[Records of where elements appear]

►

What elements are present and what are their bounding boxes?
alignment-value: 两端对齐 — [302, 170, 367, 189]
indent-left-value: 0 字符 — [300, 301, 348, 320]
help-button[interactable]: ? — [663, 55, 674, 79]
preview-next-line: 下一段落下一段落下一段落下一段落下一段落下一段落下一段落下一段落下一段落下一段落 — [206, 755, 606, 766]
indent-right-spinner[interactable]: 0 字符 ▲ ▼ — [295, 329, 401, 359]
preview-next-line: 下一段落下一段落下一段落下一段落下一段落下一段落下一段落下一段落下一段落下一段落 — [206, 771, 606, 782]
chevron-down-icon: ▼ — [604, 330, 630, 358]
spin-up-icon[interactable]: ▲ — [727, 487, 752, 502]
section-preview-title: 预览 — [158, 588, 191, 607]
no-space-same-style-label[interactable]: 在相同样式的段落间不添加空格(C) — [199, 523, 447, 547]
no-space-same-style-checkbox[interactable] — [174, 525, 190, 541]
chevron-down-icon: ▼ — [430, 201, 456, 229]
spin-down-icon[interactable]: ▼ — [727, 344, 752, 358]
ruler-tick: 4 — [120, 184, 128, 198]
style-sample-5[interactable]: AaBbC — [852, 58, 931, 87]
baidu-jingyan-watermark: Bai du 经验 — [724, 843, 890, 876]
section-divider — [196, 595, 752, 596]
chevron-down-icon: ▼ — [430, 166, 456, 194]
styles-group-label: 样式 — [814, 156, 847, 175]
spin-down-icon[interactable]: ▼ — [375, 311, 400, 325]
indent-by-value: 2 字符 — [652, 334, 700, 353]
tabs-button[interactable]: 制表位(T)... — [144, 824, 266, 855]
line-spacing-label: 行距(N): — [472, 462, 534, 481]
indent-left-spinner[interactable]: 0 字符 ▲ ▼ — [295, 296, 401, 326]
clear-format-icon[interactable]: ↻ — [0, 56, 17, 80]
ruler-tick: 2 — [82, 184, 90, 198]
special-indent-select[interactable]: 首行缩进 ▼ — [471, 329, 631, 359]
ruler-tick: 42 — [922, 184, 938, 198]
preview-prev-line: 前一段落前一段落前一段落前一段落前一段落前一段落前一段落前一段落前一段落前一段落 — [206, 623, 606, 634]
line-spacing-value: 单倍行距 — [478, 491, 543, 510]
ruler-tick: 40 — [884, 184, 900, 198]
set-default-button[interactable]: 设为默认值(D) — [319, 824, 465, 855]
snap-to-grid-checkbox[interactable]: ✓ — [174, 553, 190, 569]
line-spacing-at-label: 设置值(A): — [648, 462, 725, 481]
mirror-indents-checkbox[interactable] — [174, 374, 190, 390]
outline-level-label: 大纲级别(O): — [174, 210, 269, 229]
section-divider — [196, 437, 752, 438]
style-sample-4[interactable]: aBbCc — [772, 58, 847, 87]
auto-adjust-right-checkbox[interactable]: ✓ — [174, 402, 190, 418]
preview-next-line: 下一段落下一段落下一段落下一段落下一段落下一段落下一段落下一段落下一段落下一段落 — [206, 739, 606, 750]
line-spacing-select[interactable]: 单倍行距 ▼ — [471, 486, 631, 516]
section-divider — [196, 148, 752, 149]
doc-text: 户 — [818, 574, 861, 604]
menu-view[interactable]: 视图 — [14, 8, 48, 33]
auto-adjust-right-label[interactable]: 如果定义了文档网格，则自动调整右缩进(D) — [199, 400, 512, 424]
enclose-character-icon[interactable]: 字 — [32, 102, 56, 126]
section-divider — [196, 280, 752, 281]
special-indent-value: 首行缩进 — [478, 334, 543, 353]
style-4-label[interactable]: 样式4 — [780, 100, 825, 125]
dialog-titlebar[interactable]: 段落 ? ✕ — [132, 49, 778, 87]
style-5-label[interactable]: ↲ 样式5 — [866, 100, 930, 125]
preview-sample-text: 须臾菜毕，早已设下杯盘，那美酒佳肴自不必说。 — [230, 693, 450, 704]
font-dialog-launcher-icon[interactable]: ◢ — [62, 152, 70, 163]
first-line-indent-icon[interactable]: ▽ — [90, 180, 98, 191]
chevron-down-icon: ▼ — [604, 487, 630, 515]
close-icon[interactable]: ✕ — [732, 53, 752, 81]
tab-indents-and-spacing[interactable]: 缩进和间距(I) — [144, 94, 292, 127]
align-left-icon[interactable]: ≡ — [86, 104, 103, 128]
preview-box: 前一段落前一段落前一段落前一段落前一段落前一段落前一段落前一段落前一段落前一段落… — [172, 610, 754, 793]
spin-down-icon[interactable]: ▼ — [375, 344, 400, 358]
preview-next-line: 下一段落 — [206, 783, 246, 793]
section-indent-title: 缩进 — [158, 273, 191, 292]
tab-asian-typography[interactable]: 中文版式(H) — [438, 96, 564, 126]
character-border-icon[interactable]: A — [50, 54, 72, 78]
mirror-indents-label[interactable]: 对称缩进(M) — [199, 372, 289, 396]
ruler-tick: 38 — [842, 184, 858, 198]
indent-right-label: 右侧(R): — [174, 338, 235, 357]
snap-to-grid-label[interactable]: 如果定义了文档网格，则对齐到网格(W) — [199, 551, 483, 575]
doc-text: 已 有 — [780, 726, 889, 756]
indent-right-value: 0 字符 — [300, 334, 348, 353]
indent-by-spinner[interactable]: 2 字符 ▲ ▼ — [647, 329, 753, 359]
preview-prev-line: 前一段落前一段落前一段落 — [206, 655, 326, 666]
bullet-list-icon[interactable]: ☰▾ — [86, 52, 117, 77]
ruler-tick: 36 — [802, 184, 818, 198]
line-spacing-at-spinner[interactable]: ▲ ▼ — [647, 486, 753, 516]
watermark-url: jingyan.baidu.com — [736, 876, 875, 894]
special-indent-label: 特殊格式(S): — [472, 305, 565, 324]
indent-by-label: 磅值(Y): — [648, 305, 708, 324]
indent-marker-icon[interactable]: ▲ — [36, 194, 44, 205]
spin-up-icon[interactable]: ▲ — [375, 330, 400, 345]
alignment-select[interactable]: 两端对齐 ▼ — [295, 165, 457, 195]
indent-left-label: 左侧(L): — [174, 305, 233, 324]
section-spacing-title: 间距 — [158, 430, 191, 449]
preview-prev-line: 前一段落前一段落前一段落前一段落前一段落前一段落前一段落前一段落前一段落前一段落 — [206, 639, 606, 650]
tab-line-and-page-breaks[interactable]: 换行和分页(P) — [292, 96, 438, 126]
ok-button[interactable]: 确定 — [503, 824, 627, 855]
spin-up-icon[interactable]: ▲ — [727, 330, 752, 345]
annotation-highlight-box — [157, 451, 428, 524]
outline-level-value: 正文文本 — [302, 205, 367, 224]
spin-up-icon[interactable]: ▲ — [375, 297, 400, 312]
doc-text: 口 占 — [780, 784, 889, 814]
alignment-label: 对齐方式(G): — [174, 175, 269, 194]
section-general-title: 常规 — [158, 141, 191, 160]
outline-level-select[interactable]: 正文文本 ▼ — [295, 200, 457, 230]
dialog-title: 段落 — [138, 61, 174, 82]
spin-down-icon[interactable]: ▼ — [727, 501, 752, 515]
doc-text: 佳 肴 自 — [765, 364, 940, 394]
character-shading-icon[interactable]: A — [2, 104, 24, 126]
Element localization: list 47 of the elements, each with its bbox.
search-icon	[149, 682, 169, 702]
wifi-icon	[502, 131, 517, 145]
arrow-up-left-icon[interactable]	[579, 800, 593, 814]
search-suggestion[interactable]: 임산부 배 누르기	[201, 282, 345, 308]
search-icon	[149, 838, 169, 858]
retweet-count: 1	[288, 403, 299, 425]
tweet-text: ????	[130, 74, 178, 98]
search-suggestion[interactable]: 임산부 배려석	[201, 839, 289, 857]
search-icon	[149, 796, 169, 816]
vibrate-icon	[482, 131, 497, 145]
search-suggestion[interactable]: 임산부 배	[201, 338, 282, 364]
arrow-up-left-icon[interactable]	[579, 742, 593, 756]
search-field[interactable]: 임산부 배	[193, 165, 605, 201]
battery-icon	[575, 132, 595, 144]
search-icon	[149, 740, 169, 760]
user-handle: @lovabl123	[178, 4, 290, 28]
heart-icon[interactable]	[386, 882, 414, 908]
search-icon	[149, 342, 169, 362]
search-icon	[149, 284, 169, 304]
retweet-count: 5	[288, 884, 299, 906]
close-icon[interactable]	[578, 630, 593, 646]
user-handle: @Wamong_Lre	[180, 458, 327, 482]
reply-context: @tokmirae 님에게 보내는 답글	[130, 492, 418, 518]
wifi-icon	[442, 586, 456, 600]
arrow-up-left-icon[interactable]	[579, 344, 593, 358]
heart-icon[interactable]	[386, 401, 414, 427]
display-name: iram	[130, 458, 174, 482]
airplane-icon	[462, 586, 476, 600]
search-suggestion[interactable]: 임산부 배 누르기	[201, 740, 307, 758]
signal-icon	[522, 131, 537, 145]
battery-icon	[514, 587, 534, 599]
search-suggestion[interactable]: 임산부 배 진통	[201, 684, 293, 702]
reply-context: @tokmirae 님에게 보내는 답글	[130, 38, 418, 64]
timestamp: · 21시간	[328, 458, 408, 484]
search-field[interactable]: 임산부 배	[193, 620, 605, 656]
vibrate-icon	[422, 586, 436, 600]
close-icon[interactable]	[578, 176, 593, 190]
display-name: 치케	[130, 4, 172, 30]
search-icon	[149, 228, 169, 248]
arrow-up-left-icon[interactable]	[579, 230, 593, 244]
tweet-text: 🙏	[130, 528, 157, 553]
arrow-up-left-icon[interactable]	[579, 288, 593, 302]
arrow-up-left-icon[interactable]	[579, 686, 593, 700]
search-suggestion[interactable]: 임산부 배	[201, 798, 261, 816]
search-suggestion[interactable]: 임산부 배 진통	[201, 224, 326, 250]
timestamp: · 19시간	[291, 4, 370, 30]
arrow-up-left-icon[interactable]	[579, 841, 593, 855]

◄
►

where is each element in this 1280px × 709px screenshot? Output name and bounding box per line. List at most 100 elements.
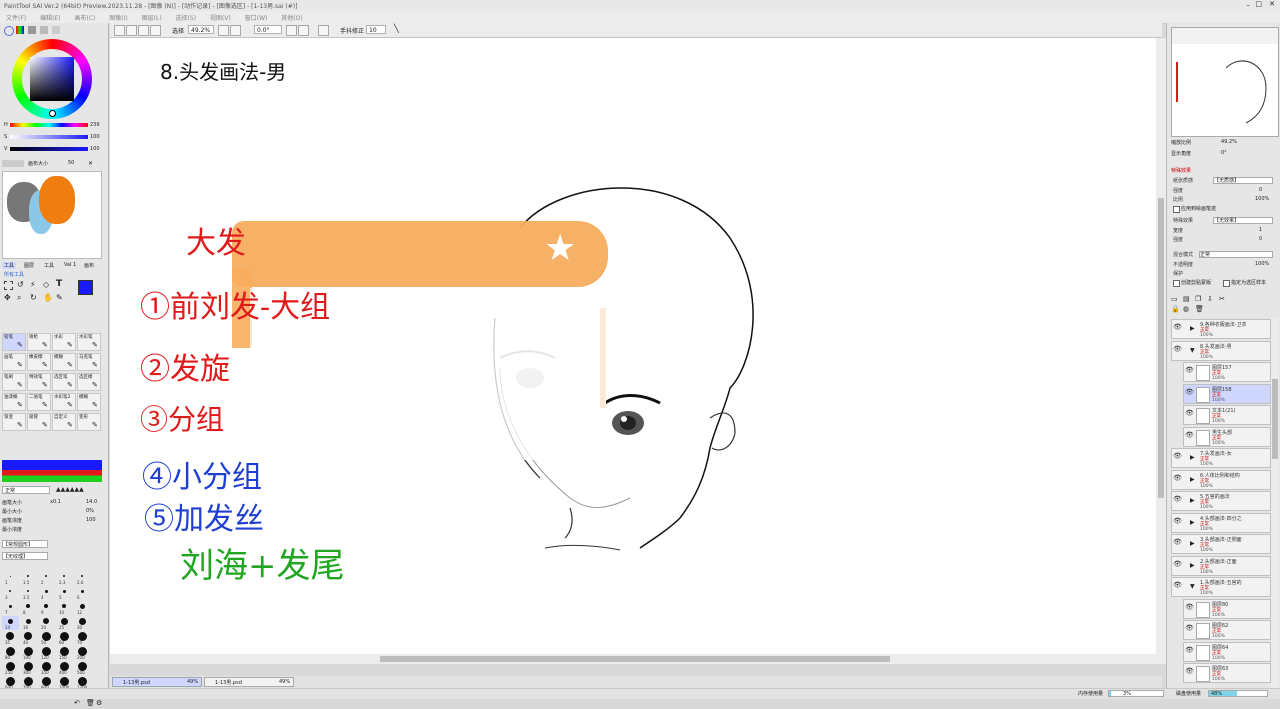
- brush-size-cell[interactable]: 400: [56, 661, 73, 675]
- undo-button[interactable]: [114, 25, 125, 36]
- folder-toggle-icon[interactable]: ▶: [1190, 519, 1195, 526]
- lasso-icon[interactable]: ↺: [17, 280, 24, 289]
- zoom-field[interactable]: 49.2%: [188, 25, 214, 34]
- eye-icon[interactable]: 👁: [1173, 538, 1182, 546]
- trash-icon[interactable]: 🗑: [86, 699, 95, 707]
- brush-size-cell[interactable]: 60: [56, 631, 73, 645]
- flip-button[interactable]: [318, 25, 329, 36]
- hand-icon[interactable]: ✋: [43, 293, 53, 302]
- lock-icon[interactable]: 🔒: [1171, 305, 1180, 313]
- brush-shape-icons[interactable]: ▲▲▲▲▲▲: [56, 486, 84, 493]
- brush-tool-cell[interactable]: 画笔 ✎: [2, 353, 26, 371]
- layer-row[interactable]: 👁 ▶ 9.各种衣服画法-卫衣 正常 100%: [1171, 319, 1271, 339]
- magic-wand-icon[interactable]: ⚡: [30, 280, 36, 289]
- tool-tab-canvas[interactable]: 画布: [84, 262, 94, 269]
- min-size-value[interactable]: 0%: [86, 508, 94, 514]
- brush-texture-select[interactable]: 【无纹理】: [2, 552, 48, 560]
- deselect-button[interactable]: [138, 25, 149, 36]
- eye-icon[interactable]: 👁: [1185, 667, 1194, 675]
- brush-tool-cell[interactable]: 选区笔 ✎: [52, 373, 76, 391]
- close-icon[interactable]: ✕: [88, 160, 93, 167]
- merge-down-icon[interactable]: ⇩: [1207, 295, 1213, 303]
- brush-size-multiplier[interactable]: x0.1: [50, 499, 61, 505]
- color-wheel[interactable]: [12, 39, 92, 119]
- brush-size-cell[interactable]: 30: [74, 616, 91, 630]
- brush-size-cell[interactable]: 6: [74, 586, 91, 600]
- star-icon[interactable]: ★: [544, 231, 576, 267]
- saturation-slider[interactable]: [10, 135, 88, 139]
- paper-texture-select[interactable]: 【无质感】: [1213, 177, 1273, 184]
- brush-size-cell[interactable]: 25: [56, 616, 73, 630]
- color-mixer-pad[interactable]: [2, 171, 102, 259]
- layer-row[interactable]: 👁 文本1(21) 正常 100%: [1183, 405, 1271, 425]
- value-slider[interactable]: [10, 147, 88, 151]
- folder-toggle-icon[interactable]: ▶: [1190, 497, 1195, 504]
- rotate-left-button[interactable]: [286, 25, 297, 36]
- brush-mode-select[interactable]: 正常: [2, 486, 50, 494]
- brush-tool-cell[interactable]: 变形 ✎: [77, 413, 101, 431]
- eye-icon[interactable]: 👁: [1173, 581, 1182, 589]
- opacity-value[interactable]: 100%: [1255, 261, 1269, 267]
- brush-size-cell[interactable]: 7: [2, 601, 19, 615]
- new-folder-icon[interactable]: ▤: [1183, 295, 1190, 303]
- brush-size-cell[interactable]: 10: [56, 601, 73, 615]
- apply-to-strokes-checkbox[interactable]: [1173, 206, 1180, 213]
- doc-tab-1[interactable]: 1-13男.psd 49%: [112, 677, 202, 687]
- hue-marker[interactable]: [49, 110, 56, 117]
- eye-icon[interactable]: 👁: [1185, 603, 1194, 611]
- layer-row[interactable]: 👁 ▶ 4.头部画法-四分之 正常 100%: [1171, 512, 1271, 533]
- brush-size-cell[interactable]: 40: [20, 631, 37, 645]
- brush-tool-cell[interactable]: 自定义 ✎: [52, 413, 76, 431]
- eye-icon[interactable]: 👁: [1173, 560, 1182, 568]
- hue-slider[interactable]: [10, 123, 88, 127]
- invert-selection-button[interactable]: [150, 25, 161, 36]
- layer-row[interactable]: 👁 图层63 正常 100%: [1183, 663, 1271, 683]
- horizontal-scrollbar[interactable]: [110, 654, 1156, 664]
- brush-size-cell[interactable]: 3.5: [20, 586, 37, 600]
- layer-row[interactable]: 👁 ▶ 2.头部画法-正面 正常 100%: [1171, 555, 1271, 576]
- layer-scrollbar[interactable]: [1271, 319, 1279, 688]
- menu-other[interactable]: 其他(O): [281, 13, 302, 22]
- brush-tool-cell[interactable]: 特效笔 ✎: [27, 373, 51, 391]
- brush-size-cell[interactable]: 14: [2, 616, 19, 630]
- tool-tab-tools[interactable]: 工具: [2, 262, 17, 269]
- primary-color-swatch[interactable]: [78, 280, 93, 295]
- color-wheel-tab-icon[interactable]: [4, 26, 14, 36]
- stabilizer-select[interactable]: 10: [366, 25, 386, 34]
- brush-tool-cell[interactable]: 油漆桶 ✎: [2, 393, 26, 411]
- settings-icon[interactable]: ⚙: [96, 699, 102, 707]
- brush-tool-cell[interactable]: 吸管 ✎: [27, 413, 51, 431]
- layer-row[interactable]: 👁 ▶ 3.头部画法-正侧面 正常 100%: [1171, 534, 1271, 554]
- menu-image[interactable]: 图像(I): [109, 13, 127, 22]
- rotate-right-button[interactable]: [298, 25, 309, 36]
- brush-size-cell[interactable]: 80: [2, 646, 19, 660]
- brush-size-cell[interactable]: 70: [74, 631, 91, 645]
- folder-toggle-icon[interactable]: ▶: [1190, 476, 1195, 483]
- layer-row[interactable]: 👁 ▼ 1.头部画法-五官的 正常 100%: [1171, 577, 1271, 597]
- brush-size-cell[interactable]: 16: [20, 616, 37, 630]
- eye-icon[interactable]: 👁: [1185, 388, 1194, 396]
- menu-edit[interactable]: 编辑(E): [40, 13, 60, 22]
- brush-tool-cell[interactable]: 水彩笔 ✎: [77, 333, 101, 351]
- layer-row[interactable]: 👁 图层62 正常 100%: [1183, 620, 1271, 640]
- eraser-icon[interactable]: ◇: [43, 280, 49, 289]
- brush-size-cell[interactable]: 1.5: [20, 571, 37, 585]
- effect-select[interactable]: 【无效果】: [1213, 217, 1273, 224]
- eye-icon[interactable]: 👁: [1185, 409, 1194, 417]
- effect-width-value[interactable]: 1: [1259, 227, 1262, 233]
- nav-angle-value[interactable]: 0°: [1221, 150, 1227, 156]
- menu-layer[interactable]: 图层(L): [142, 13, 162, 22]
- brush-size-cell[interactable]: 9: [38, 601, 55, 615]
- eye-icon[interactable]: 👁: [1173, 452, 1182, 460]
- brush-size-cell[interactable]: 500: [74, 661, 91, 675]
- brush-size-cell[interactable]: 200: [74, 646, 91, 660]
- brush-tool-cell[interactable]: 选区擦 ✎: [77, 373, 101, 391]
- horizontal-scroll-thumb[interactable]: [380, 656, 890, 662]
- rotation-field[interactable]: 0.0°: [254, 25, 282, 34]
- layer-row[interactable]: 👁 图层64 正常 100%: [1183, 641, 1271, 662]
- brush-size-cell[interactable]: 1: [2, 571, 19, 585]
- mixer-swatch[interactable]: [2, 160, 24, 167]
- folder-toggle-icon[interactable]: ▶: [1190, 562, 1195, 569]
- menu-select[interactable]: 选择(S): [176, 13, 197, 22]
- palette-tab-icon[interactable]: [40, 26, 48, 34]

◄

- Objective
Reproduce, with no changes, the part of the material that opens with the line containing "- brush-size-cell[interactable]: 400: [56, 661, 73, 675]" and closes with the line containing "- lock-icon[interactable]: 🔒: [1171, 305, 1180, 313]", including both of those lines.

- Written answer
- brush-size-cell[interactable]: 400: [56, 661, 73, 675]
- undo-button[interactable]: [114, 25, 125, 36]
- folder-toggle-icon[interactable]: ▶: [1190, 519, 1195, 526]
- lasso-icon[interactable]: ↺: [17, 280, 24, 289]
- zoom-field[interactable]: 49.2%: [188, 25, 214, 34]
- eye-icon[interactable]: 👁: [1173, 538, 1182, 546]
- trash-icon[interactable]: 🗑: [86, 699, 95, 707]
- brush-size-cell[interactable]: 60: [56, 631, 73, 645]
- flip-button[interactable]: [318, 25, 329, 36]
- hand-icon[interactable]: ✋: [43, 293, 53, 302]
- lock-icon[interactable]: 🔒: [1171, 305, 1180, 313]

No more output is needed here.